Problem statement
Using the listing below, please gather every line containing the word "image".

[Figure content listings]
_ _ _ _

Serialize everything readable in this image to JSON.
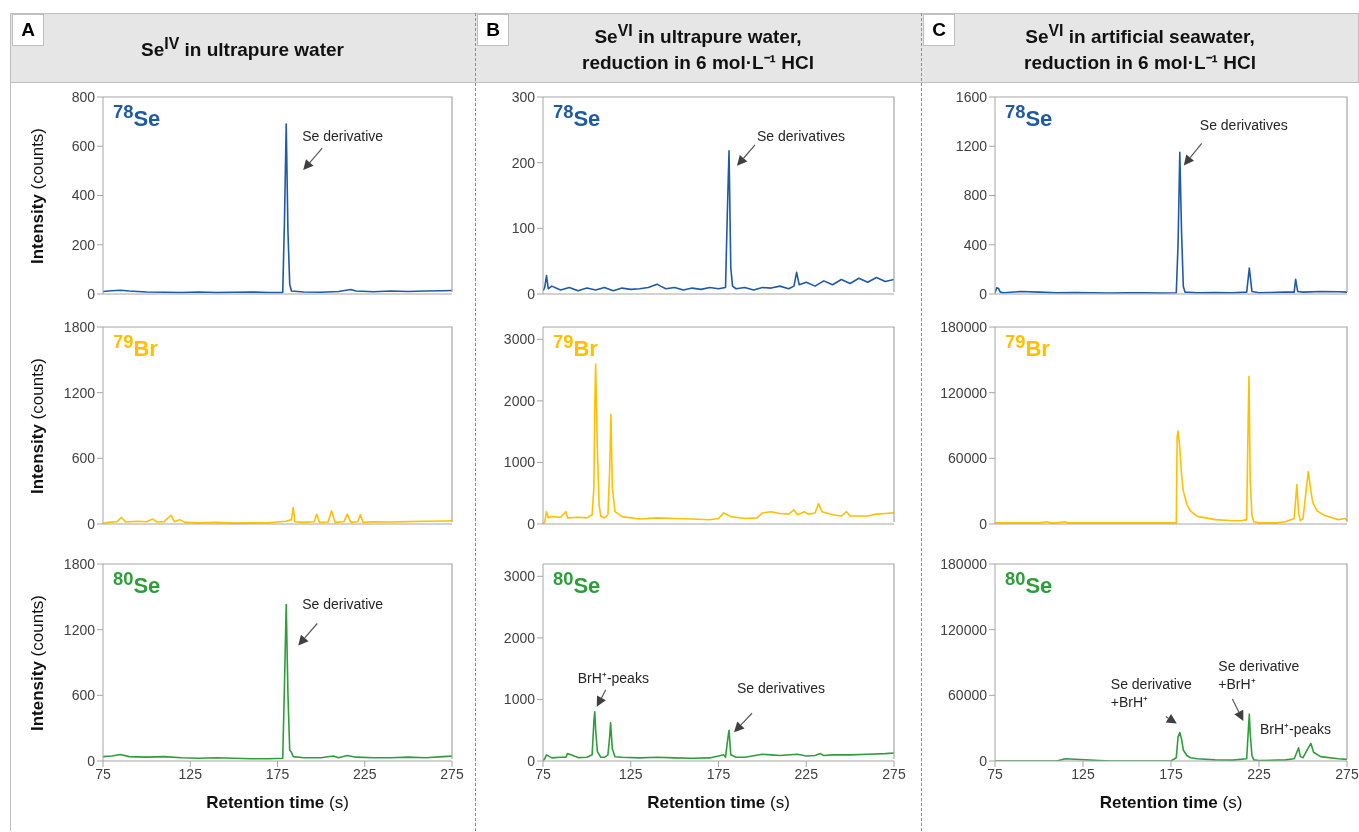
{
  "chart_data": [
    {
      "type": "line",
      "title": "Se$^{IV}$ in ultrapure water",
      "ylabel": "Intensity (counts)",
      "xlim": [
        75,
        275
      ],
      "ylim": [
        0,
        800
      ],
      "yticks": [
        0,
        200,
        400,
        600,
        800
      ],
      "tick_labels": "y",
      "annotations": [
        "A",
        {
          "text": "Se derivative",
          "x": 180,
          "y": 690
        }
      ],
      "series": [
        {
          "name": "$^{78}$Se",
          "color": "#1f5aa6",
          "x": [
            75,
            80,
            85,
            90,
            100,
            110,
            120,
            130,
            140,
            150,
            160,
            170,
            178,
            179,
            180,
            181,
            182,
            183,
            190,
            200,
            210,
            217,
            220,
            230,
            240,
            250,
            260,
            270,
            275
          ],
          "values": [
            10,
            13,
            15,
            12,
            8,
            7,
            6,
            8,
            6,
            7,
            8,
            6,
            6,
            300,
            690,
            250,
            40,
            12,
            8,
            7,
            10,
            18,
            12,
            9,
            12,
            10,
            12,
            13,
            14
          ]
        }
      ]
    },
    {
      "type": "line",
      "title": "Se$^{VI}$ in ultrapure water,\nreduction in 6 mol·L⁻¹ HCl",
      "xlim": [
        75,
        275
      ],
      "ylim": [
        0,
        300
      ],
      "yticks": [
        0,
        100,
        200,
        300
      ],
      "tick_labels": "y",
      "annotations": [
        "B",
        {
          "text": "Se derivatives",
          "x": 181,
          "y": 218
        }
      ],
      "series": [
        {
          "name": "$^{78}$Se",
          "color": "#1f5aa6",
          "x": [
            75,
            76,
            77,
            78,
            80,
            85,
            90,
            95,
            100,
            105,
            110,
            115,
            120,
            125,
            130,
            135,
            140,
            142,
            145,
            150,
            155,
            160,
            165,
            170,
            175,
            179,
            180,
            181,
            182,
            183,
            185,
            190,
            195,
            200,
            205,
            210,
            215,
            218,
            219.5,
            221,
            225,
            230,
            235,
            240,
            245,
            250,
            255,
            260,
            265,
            270,
            275
          ],
          "values": [
            5,
            10,
            28,
            8,
            12,
            6,
            10,
            5,
            9,
            6,
            10,
            5,
            9,
            7,
            8,
            10,
            15,
            12,
            8,
            10,
            6,
            9,
            7,
            10,
            8,
            10,
            120,
            218,
            40,
            12,
            8,
            10,
            6,
            10,
            9,
            12,
            8,
            12,
            33,
            14,
            18,
            12,
            20,
            14,
            22,
            16,
            24,
            18,
            25,
            19,
            22
          ]
        }
      ]
    },
    {
      "type": "line",
      "title": "Se$^{VI}$ in artificial seawater,\nreduction in 6 mol·L⁻¹ HCl",
      "xlim": [
        75,
        275
      ],
      "ylim": [
        0,
        1600
      ],
      "yticks": [
        0,
        400,
        800,
        1200,
        1600
      ],
      "tick_labels": "y",
      "annotations": [
        "C",
        {
          "text": "Se derivatives",
          "x": 180,
          "y": 1150
        }
      ],
      "series": [
        {
          "name": "$^{78}$Se",
          "color": "#1f5aa6",
          "x": [
            75,
            76,
            77,
            78,
            80,
            90,
            100,
            110,
            120,
            130,
            140,
            150,
            160,
            170,
            178,
            179,
            180,
            181,
            182,
            183,
            190,
            200,
            210,
            218,
            219.5,
            221,
            225,
            230,
            240,
            245,
            245.8,
            247,
            250,
            260,
            270,
            275
          ],
          "values": [
            10,
            50,
            45,
            15,
            10,
            20,
            15,
            10,
            12,
            10,
            8,
            10,
            10,
            8,
            10,
            400,
            1150,
            500,
            60,
            15,
            10,
            12,
            10,
            15,
            210,
            20,
            10,
            12,
            15,
            15,
            120,
            20,
            15,
            20,
            18,
            15
          ]
        }
      ]
    },
    {
      "type": "line",
      "ylabel": "Intensity (counts)",
      "xlim": [
        75,
        275
      ],
      "ylim": [
        0,
        1800
      ],
      "yticks": [
        0,
        600,
        1200,
        1800
      ],
      "tick_labels": "y",
      "series": [
        {
          "name": "$^{79}$Br",
          "color": "#ffc000",
          "x": [
            75,
            78,
            83,
            85.5,
            88,
            95,
            100,
            103.5,
            106,
            110,
            114,
            116,
            119,
            122,
            130,
            140,
            150,
            160,
            170,
            180,
            183,
            184,
            185,
            190,
            196,
            197.5,
            199,
            204,
            206,
            208,
            213,
            215,
            217,
            221,
            222.5,
            224,
            230,
            240,
            250,
            260,
            270,
            275
          ],
          "values": [
            5,
            15,
            20,
            60,
            18,
            25,
            20,
            45,
            18,
            22,
            80,
            20,
            40,
            15,
            10,
            15,
            8,
            10,
            12,
            25,
            40,
            150,
            20,
            15,
            20,
            90,
            15,
            18,
            120,
            15,
            20,
            90,
            15,
            20,
            85,
            15,
            20,
            18,
            22,
            25,
            28,
            30
          ]
        }
      ]
    },
    {
      "type": "line",
      "xlim": [
        75,
        275
      ],
      "ylim": [
        0,
        3200
      ],
      "yticks": [
        0,
        1000,
        2000,
        3000
      ],
      "tick_labels": "y",
      "series": [
        {
          "name": "$^{79}$Br",
          "color": "#ffc000",
          "x": [
            75,
            76,
            77,
            78,
            80,
            85,
            88,
            89,
            95,
            100,
            103,
            104,
            104.5,
            105,
            106,
            107,
            108,
            110,
            112,
            113,
            113.7,
            114.5,
            116,
            120,
            130,
            140,
            150,
            160,
            170,
            175,
            178,
            180,
            182,
            190,
            197,
            200,
            205,
            210,
            215,
            218,
            220,
            224,
            226,
            230,
            232,
            234,
            240,
            245,
            248,
            250,
            260,
            265,
            270,
            275
          ],
          "values": [
            0,
            30,
            200,
            100,
            120,
            110,
            200,
            100,
            110,
            100,
            150,
            600,
            1900,
            2600,
            1200,
            300,
            120,
            100,
            150,
            900,
            1780,
            600,
            200,
            120,
            80,
            100,
            90,
            80,
            70,
            90,
            180,
            150,
            120,
            90,
            100,
            180,
            200,
            170,
            160,
            230,
            150,
            200,
            160,
            180,
            330,
            200,
            150,
            130,
            200,
            130,
            130,
            160,
            170,
            180
          ]
        }
      ]
    },
    {
      "type": "line",
      "xlim": [
        75,
        275
      ],
      "ylim": [
        0,
        180000
      ],
      "yticks": [
        0,
        60000,
        120000,
        180000
      ],
      "tick_labels": "y",
      "series": [
        {
          "name": "$^{79}$Br",
          "color": "#ffc000",
          "x": [
            75,
            80,
            90,
            100,
            105,
            106,
            110,
            115,
            116,
            120,
            140,
            160,
            175,
            178,
            178.5,
            179,
            180,
            181,
            182,
            184,
            186,
            190,
            200,
            210,
            215,
            218,
            218.5,
            219.3,
            220,
            221,
            222,
            225,
            235,
            240,
            245,
            246.5,
            247.5,
            248.5,
            250,
            253,
            254.5,
            255.5,
            258,
            262,
            270,
            274,
            275
          ],
          "values": [
            1000,
            1000,
            1000,
            1000,
            2000,
            1000,
            1000,
            2000,
            1000,
            1000,
            1000,
            1000,
            1000,
            1000,
            80000,
            85000,
            70000,
            45000,
            30000,
            18000,
            12000,
            7000,
            4000,
            3000,
            3000,
            4000,
            60000,
            135000,
            40000,
            8000,
            2000,
            1000,
            1000,
            2000,
            5000,
            36000,
            10000,
            3000,
            5000,
            48000,
            30000,
            20000,
            12000,
            8000,
            4000,
            5000,
            3000
          ]
        }
      ]
    },
    {
      "type": "line",
      "ylabel": "Intensity (counts)",
      "xlabel": "Retention time (s)",
      "xlim": [
        75,
        275
      ],
      "xticks": [
        75,
        125,
        175,
        225,
        275
      ],
      "ylim": [
        0,
        1800
      ],
      "yticks": [
        0,
        600,
        1200,
        1800
      ],
      "annotations": [
        {
          "text": "Se derivative",
          "x": 180,
          "y": 1430
        }
      ],
      "series": [
        {
          "name": "$^{80}$Se",
          "color": "#2e9e3a",
          "x": [
            75,
            80,
            85,
            90,
            100,
            110,
            120,
            130,
            140,
            150,
            160,
            170,
            178,
            179,
            180,
            181,
            182,
            183,
            184,
            190,
            200,
            207,
            210,
            215,
            220,
            230,
            240,
            250,
            260,
            270,
            275
          ],
          "values": [
            40,
            45,
            60,
            40,
            35,
            40,
            30,
            25,
            30,
            25,
            20,
            20,
            25,
            700,
            1430,
            600,
            100,
            80,
            40,
            30,
            30,
            45,
            30,
            50,
            35,
            30,
            30,
            35,
            30,
            40,
            45
          ]
        }
      ]
    },
    {
      "type": "line",
      "xlabel": "Retention time (s)",
      "xlim": [
        75,
        275
      ],
      "xticks": [
        75,
        125,
        175,
        225,
        275
      ],
      "ylim": [
        0,
        3200
      ],
      "yticks": [
        0,
        1000,
        2000,
        3000
      ],
      "annotations": [
        {
          "text": "BrH⁺-peaks",
          "x": 104.5,
          "y": 800
        },
        {
          "text": "Se derivatives",
          "x": 181,
          "y": 500
        }
      ],
      "series": [
        {
          "name": "$^{80}$Se",
          "color": "#2e9e3a",
          "x": [
            75,
            76,
            77,
            80,
            85,
            88,
            89,
            95,
            100,
            103,
            104,
            104.5,
            105,
            106,
            108,
            110,
            112,
            113,
            113.5,
            114.5,
            116,
            120,
            130,
            140,
            150,
            160,
            170,
            175,
            178,
            179,
            180,
            181,
            182,
            185,
            190,
            200,
            205,
            210,
            220,
            225,
            230,
            233,
            235,
            240,
            250,
            260,
            270,
            275
          ],
          "values": [
            0,
            40,
            100,
            50,
            60,
            60,
            120,
            55,
            60,
            100,
            650,
            800,
            500,
            150,
            60,
            60,
            100,
            400,
            620,
            200,
            70,
            60,
            50,
            60,
            50,
            45,
            50,
            80,
            100,
            60,
            300,
            500,
            100,
            60,
            60,
            110,
            100,
            90,
            110,
            80,
            90,
            120,
            90,
            100,
            100,
            110,
            120,
            130
          ]
        }
      ]
    },
    {
      "type": "line",
      "xlabel": "Retention time (s)",
      "xlim": [
        75,
        275
      ],
      "xticks": [
        75,
        125,
        175,
        225,
        275
      ],
      "ylim": [
        0,
        180000
      ],
      "yticks": [
        0,
        60000,
        120000,
        180000
      ],
      "annotations": [
        {
          "text": "Se derivative\n+BrH⁺",
          "x": 180,
          "y": 26000
        },
        {
          "text": "Se derivative\n+BrH⁺",
          "x": 219.5,
          "y": 43000
        },
        {
          "text": "BrH⁺-peaks",
          "x": 254.5,
          "y": 16000
        }
      ],
      "series": [
        {
          "name": "$^{80}$Se",
          "color": "#2e9e3a",
          "x": [
            75,
            100,
            110,
            115,
            140,
            175,
            178,
            179,
            180,
            181,
            182,
            184,
            186,
            190,
            200,
            210,
            218,
            219,
            219.5,
            220,
            221,
            222,
            225,
            240,
            245,
            246.5,
            247.5,
            248.5,
            250,
            253,
            254.5,
            256,
            260,
            270,
            275
          ],
          "values": [
            0,
            0,
            0,
            2000,
            0,
            0,
            3000,
            22000,
            26000,
            20000,
            10000,
            5000,
            3000,
            2000,
            1000,
            800,
            2000,
            30000,
            43000,
            25000,
            5000,
            1000,
            500,
            1000,
            2000,
            8000,
            12000,
            4000,
            3000,
            12000,
            16000,
            8000,
            4000,
            2000,
            1500
          ]
        }
      ]
    }
  ]
}
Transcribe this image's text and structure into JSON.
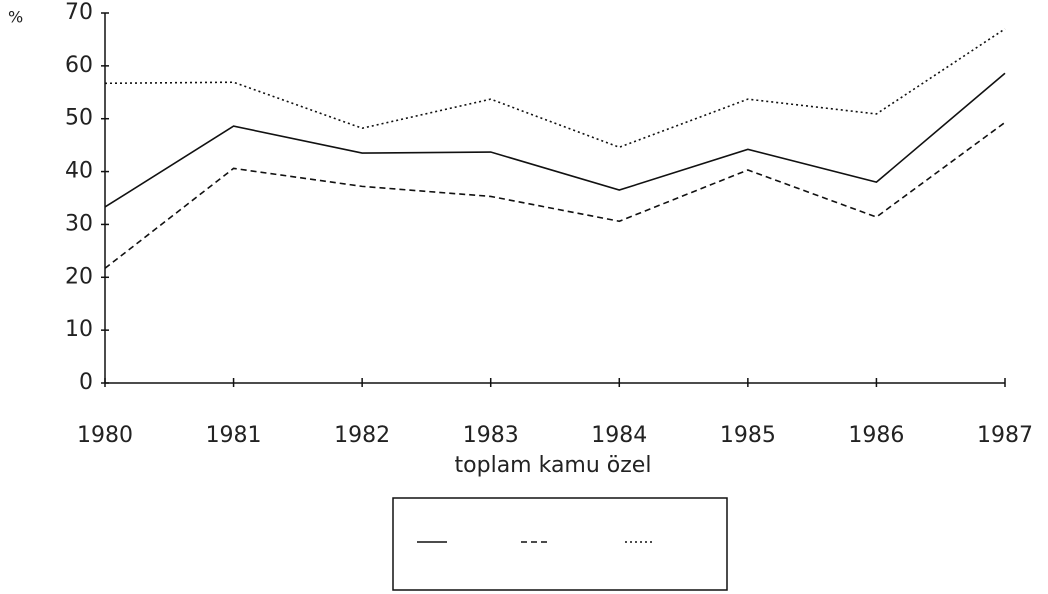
{
  "chart_data": {
    "type": "line",
    "y_label": "%",
    "x_label": "toplam kamu özel",
    "categories": [
      "1980",
      "1981",
      "1982",
      "1983",
      "1984",
      "1985",
      "1986",
      "1987"
    ],
    "series": [
      {
        "color": "#111111",
        "dash": "solid",
        "values": [
          33.3,
          48.6,
          43.5,
          43.7,
          36.5,
          44.2,
          38,
          58.6
        ]
      },
      {
        "color": "#111111",
        "dash": "dashed",
        "values": [
          21.7,
          40.6,
          37.2,
          35.3,
          30.6,
          40.3,
          31.4,
          49.3
        ]
      },
      {
        "color": "#111111",
        "dash": "dotted",
        "values": [
          56.7,
          56.9,
          48.2,
          53.7,
          44.6,
          53.7,
          50.9,
          67
        ]
      }
    ],
    "ylim": [
      0,
      70
    ],
    "yticks": [
      0,
      10,
      20,
      30,
      40,
      50,
      60,
      70
    ],
    "grid": false
  }
}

_ _ _ _

Answer to this exercise
Serialize everything readable in this image to JSON.
Transcribe this image's text and structure into JSON.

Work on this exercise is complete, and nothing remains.